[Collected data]

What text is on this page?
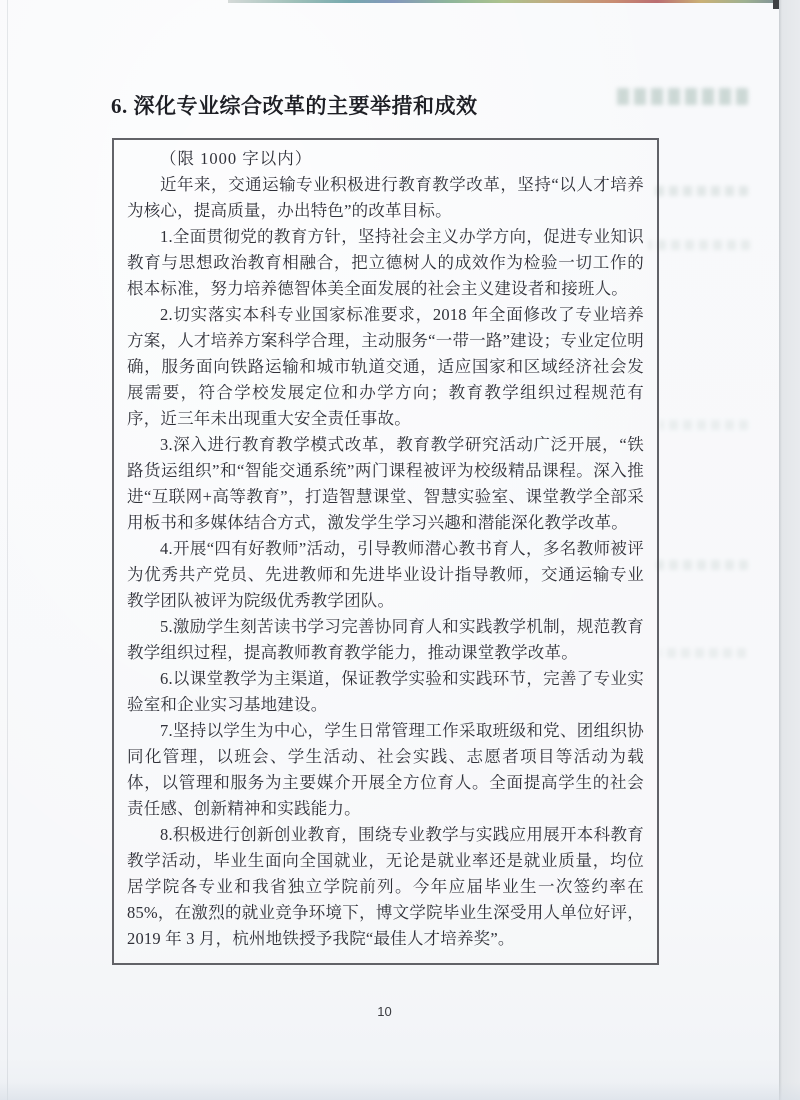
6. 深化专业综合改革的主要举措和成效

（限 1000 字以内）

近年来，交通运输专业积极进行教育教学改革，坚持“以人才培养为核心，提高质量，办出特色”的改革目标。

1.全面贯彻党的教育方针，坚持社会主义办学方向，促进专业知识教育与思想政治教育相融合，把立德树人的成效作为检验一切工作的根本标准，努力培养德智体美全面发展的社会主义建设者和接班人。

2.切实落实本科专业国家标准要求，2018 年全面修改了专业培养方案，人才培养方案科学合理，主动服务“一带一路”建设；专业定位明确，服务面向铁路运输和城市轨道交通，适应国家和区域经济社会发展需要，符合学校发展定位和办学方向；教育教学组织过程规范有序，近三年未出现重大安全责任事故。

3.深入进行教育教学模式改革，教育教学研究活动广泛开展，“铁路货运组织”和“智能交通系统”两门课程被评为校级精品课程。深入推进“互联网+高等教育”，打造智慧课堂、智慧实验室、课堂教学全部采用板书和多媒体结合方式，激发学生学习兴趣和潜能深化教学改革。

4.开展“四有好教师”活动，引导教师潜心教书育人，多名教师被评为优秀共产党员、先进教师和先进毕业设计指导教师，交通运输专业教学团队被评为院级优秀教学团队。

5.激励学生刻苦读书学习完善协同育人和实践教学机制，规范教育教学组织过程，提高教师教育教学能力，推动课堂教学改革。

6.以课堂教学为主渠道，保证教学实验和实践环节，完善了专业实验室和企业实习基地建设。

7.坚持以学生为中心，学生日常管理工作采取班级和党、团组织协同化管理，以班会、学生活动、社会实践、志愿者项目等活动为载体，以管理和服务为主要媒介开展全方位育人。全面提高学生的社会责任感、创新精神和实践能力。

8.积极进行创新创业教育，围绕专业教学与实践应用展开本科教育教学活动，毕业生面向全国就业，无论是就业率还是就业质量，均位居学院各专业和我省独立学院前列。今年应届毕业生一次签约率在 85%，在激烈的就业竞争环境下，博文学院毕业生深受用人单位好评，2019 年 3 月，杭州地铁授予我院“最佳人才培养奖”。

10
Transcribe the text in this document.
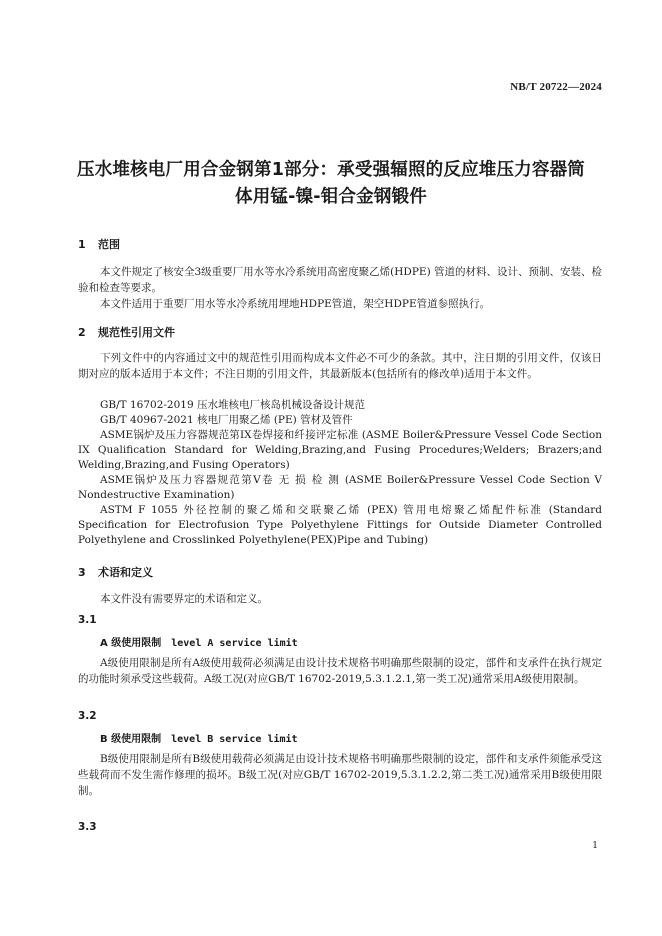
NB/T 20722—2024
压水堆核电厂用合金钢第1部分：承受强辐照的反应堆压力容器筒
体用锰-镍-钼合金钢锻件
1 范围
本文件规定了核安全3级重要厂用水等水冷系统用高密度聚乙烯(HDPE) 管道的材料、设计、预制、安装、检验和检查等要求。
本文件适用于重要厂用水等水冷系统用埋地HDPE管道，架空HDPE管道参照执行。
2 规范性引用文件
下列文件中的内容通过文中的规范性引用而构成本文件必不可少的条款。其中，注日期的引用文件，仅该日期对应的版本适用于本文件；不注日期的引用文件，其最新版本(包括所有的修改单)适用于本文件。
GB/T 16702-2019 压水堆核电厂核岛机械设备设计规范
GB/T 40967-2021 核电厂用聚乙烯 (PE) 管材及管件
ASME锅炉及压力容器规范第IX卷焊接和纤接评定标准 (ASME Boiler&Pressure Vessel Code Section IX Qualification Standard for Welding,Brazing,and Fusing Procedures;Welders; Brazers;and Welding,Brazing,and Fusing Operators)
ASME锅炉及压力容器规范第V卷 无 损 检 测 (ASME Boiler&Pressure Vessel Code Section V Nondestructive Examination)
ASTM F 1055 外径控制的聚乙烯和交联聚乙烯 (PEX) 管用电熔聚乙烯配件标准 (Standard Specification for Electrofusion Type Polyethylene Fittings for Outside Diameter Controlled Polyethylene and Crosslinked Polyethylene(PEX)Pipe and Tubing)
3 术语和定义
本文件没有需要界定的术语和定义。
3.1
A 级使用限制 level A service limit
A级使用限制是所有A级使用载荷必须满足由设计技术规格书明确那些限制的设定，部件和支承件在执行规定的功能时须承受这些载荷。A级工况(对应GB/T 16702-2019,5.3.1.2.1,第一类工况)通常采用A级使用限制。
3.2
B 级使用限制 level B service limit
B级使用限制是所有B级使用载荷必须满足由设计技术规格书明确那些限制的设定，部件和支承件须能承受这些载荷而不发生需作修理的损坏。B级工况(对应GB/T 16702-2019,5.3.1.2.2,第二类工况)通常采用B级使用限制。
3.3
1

* What to do
Please copy exactly the lines from the one containing "Transcribe the text in this document." through the last line of the records above, both included, and leave out any pictures.

* Task output
Transcribe the text in this document.
NB/T 20722—2024
压水堆核电厂用合金钢第1部分：承受强辐照的反应堆压力容器筒
体用锰-镍-钼合金钢锻件
1 范围
本文件规定了核安全3级重要厂用水等水冷系统用高密度聚乙烯(HDPE) 管道的材料、设计、预制、安装、检验和检查等要求。
本文件适用于重要厂用水等水冷系统用埋地HDPE管道，架空HDPE管道参照执行。
2 规范性引用文件
下列文件中的内容通过文中的规范性引用而构成本文件必不可少的条款。其中，注日期的引用文件，仅该日期对应的版本适用于本文件；不注日期的引用文件，其最新版本(包括所有的修改单)适用于本文件。
GB/T 16702-2019 压水堆核电厂核岛机械设备设计规范
GB/T 40967-2021 核电厂用聚乙烯 (PE) 管材及管件
ASME锅炉及压力容器规范第IX卷焊接和纤接评定标准 (ASME Boiler&Pressure Vessel Code Section IX Qualification Standard for Welding,Brazing,and Fusing Procedures;Welders; Brazers;and Welding,Brazing,and Fusing Operators)
ASME锅炉及压力容器规范第V卷 无 损 检 测 (ASME Boiler&Pressure Vessel Code Section V Nondestructive Examination)
ASTM F 1055 外径控制的聚乙烯和交联聚乙烯 (PEX) 管用电熔聚乙烯配件标准 (Standard Specification for Electrofusion Type Polyethylene Fittings for Outside Diameter Controlled Polyethylene and Crosslinked Polyethylene(PEX)Pipe and Tubing)
3 术语和定义
本文件没有需要界定的术语和定义。
3.1
A 级使用限制 level A service limit
A级使用限制是所有A级使用载荷必须满足由设计技术规格书明确那些限制的设定，部件和支承件在执行规定的功能时须承受这些载荷。A级工况(对应GB/T 16702-2019,5.3.1.2.1,第一类工况)通常采用A级使用限制。
3.2
B 级使用限制 level B service limit
B级使用限制是所有B级使用载荷必须满足由设计技术规格书明确那些限制的设定，部件和支承件须能承受这些载荷而不发生需作修理的损坏。B级工况(对应GB/T 16702-2019,5.3.1.2.2,第二类工况)通常采用B级使用限制。
3.3
1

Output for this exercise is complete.